Stored records
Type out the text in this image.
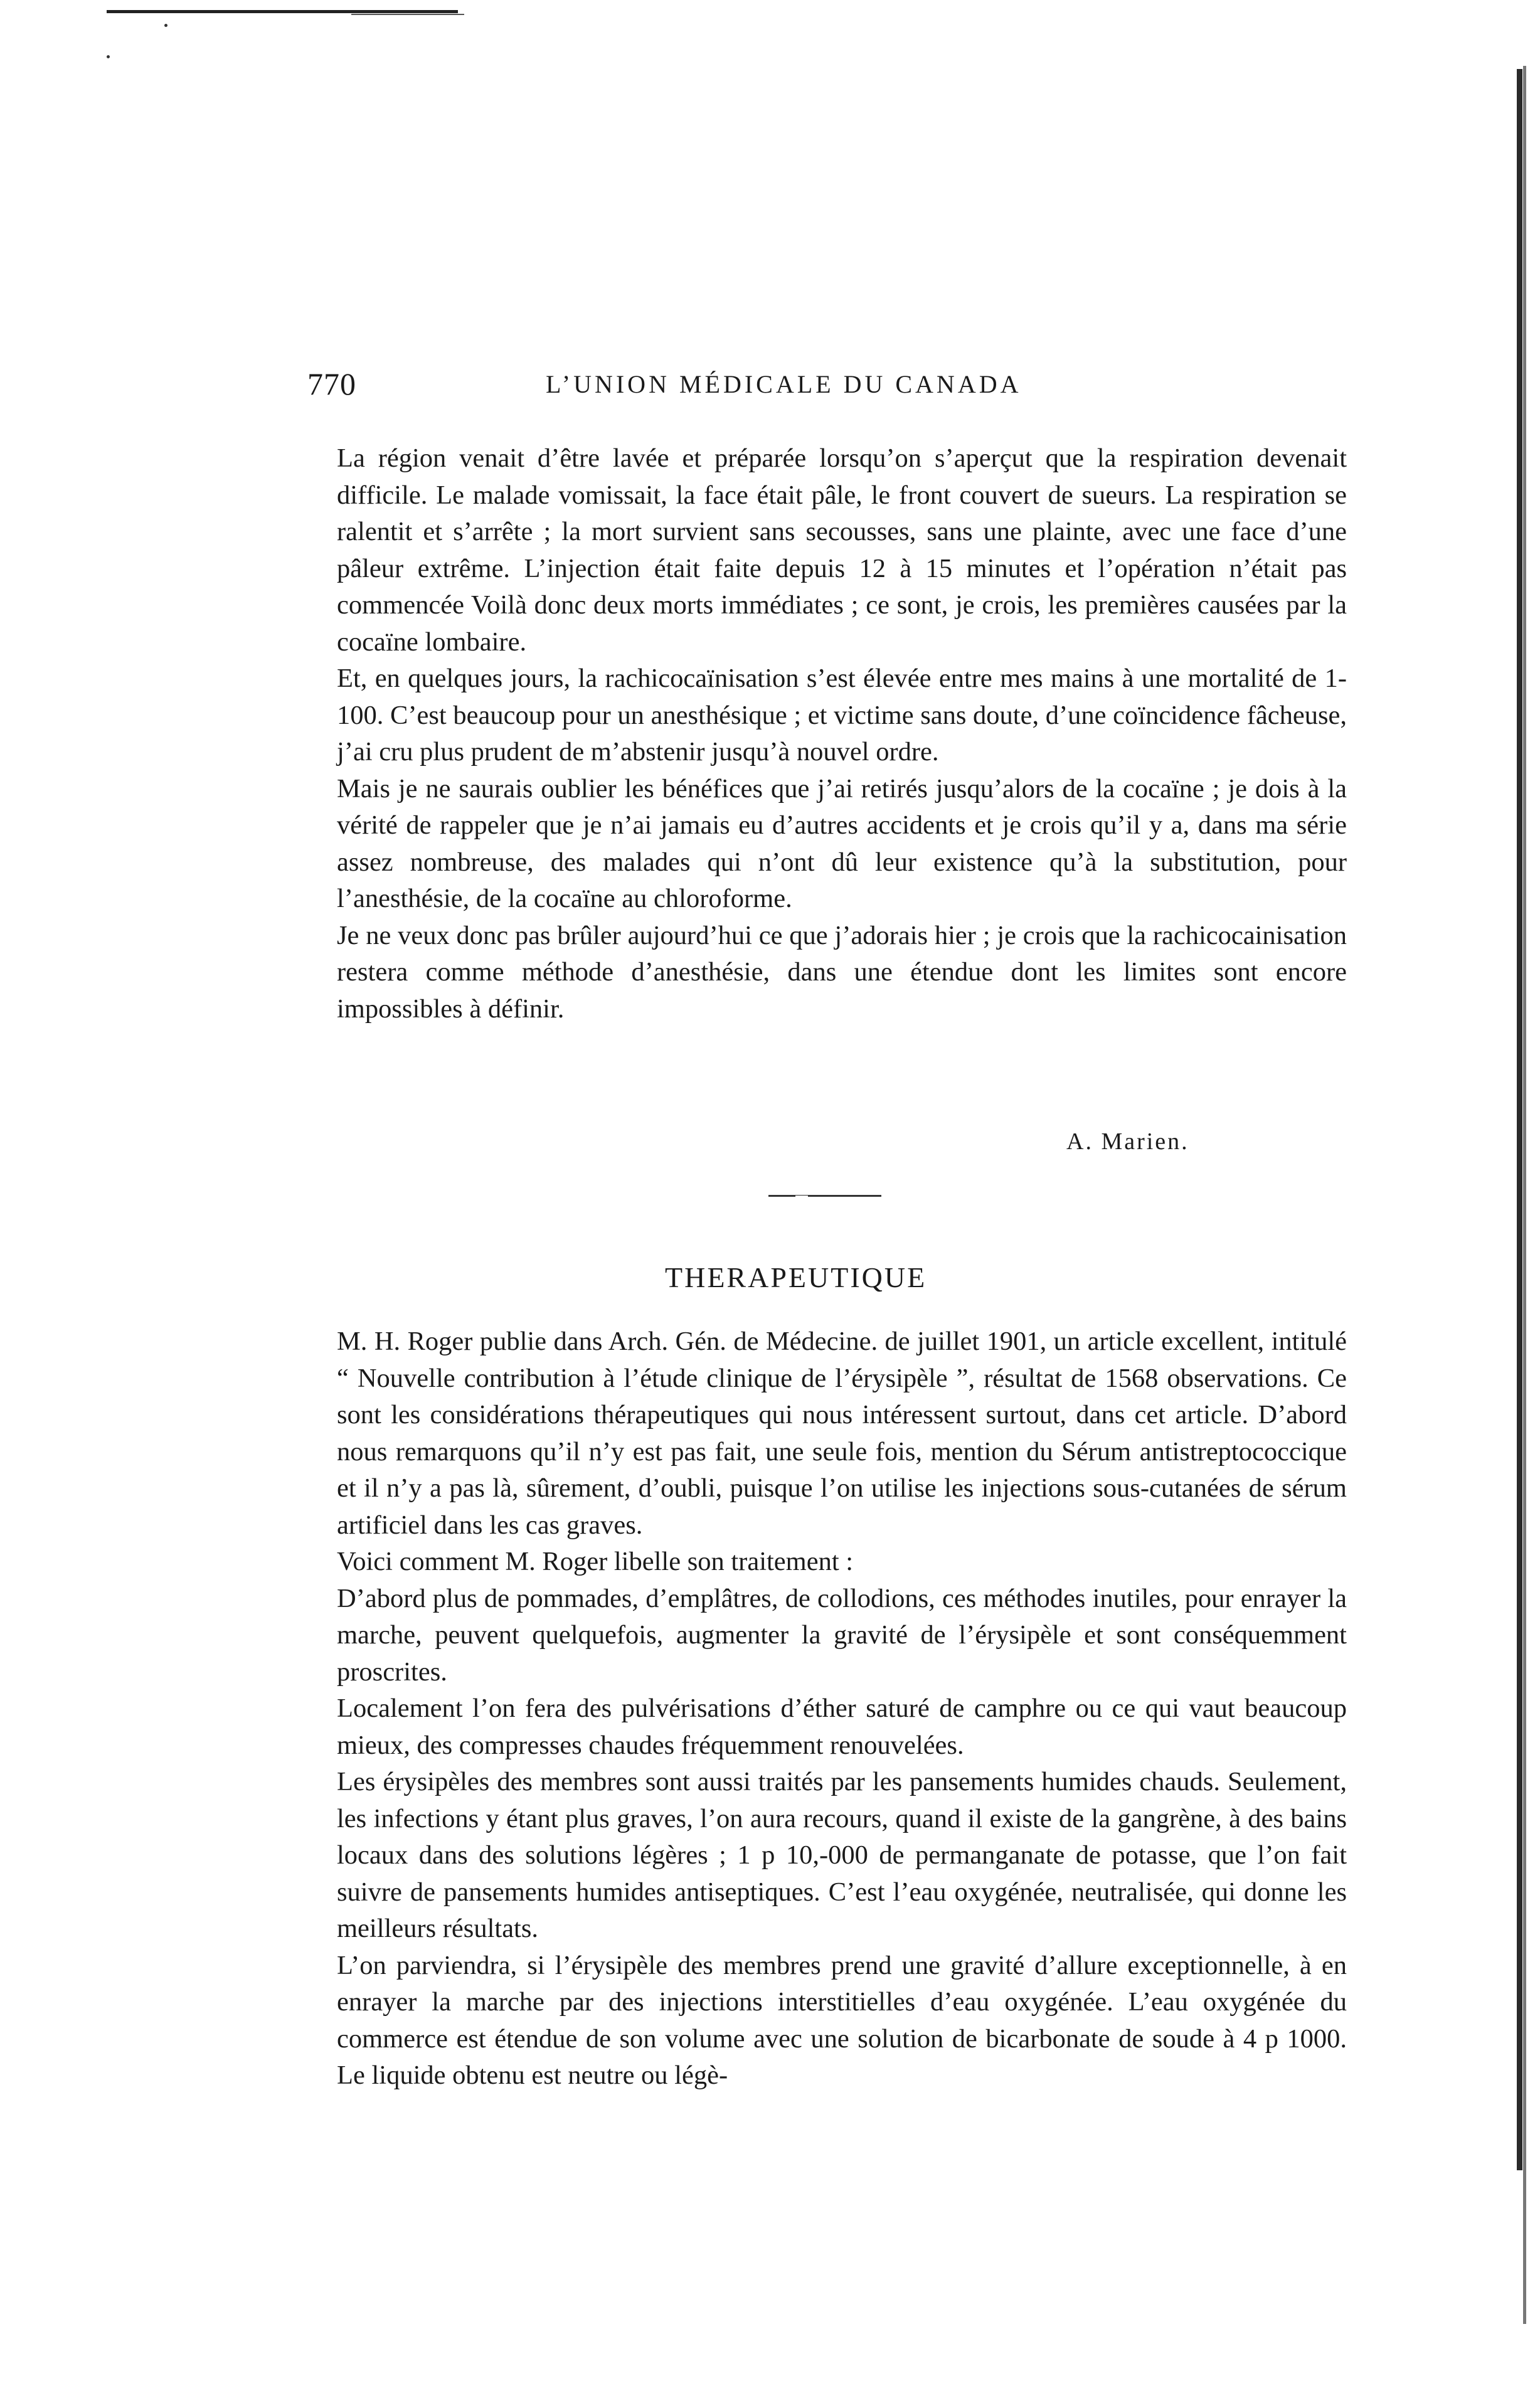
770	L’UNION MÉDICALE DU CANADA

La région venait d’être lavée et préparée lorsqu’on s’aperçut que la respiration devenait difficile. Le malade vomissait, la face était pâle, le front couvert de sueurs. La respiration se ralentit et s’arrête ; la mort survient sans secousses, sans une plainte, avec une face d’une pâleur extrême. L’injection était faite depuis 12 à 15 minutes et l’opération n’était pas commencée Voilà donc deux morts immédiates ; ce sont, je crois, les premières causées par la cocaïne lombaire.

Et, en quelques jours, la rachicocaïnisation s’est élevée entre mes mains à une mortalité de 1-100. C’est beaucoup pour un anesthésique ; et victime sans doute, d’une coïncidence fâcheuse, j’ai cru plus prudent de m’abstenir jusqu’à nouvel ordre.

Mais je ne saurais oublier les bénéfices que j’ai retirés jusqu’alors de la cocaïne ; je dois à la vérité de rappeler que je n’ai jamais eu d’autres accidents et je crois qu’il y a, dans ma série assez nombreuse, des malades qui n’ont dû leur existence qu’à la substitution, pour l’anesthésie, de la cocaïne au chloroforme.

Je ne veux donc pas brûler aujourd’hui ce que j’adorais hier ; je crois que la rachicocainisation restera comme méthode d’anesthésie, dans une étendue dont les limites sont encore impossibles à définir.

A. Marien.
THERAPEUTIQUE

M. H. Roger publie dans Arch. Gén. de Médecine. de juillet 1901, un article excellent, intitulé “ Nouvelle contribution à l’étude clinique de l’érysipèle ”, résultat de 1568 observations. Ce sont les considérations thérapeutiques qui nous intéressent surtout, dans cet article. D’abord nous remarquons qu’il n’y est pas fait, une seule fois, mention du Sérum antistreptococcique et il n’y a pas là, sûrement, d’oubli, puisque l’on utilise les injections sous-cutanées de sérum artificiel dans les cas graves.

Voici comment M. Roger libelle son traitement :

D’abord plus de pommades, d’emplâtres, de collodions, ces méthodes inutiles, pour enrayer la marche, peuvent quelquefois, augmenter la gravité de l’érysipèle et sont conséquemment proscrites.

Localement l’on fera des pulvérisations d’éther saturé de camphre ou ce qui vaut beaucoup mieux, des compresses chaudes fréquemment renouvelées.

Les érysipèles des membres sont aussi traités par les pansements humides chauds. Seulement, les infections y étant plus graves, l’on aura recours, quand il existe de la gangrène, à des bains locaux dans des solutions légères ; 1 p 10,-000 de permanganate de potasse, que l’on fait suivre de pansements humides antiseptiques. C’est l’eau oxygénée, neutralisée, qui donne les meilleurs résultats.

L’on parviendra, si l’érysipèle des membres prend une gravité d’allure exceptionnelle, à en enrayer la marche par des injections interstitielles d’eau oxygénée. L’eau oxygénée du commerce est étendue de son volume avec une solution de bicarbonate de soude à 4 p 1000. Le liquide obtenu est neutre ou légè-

Your instructions.
From the entries above, output every line exactly and omit any image.

The solution.
Type out the text in this image.
770	L’UNION MÉDICALE DU CANADA

La région venait d’être lavée et préparée lorsqu’on s’aperçut que la respiration devenait difficile. Le malade vomissait, la face était pâle, le front couvert de sueurs. La respiration se ralentit et s’arrête ; la mort survient sans secousses, sans une plainte, avec une face d’une pâleur extrême. L’injection était faite depuis 12 à 15 minutes et l’opération n’était pas commencée Voilà donc deux morts immédiates ; ce sont, je crois, les premières causées par la cocaïne lombaire.

Et, en quelques jours, la rachicocaïnisation s’est élevée entre mes mains à une mortalité de 1-100. C’est beaucoup pour un anesthésique ; et victime sans doute, d’une coïncidence fâcheuse, j’ai cru plus prudent de m’abstenir jusqu’à nouvel ordre.

Mais je ne saurais oublier les bénéfices que j’ai retirés jusqu’alors de la cocaïne ; je dois à la vérité de rappeler que je n’ai jamais eu d’autres accidents et je crois qu’il y a, dans ma série assez nombreuse, des malades qui n’ont dû leur existence qu’à la substitution, pour l’anesthésie, de la cocaïne au chloroforme.

Je ne veux donc pas brûler aujourd’hui ce que j’adorais hier ; je crois que la rachicocainisation restera comme méthode d’anesthésie, dans une étendue dont les limites sont encore impossibles à définir.

A. Marien.
THERAPEUTIQUE

M. H. Roger publie dans Arch. Gén. de Médecine. de juillet 1901, un article excellent, intitulé “ Nouvelle contribution à l’étude clinique de l’érysipèle ”, résultat de 1568 observations. Ce sont les considérations thérapeutiques qui nous intéressent surtout, dans cet article. D’abord nous remarquons qu’il n’y est pas fait, une seule fois, mention du Sérum antistreptococcique et il n’y a pas là, sûrement, d’oubli, puisque l’on utilise les injections sous-cutanées de sérum artificiel dans les cas graves.

Voici comment M. Roger libelle son traitement :

D’abord plus de pommades, d’emplâtres, de collodions, ces méthodes inutiles, pour enrayer la marche, peuvent quelquefois, augmenter la gravité de l’érysipèle et sont conséquemment proscrites.

Localement l’on fera des pulvérisations d’éther saturé de camphre ou ce qui vaut beaucoup mieux, des compresses chaudes fréquemment renouvelées.

Les érysipèles des membres sont aussi traités par les pansements humides chauds. Seulement, les infections y étant plus graves, l’on aura recours, quand il existe de la gangrène, à des bains locaux dans des solutions légères ; 1 p 10,-000 de permanganate de potasse, que l’on fait suivre de pansements humides antiseptiques. C’est l’eau oxygénée, neutralisée, qui donne les meilleurs résultats.

L’on parviendra, si l’érysipèle des membres prend une gravité d’allure exceptionnelle, à en enrayer la marche par des injections interstitielles d’eau oxygénée. L’eau oxygénée du commerce est étendue de son volume avec une solution de bicarbonate de soude à 4 p 1000. Le liquide obtenu est neutre ou légè-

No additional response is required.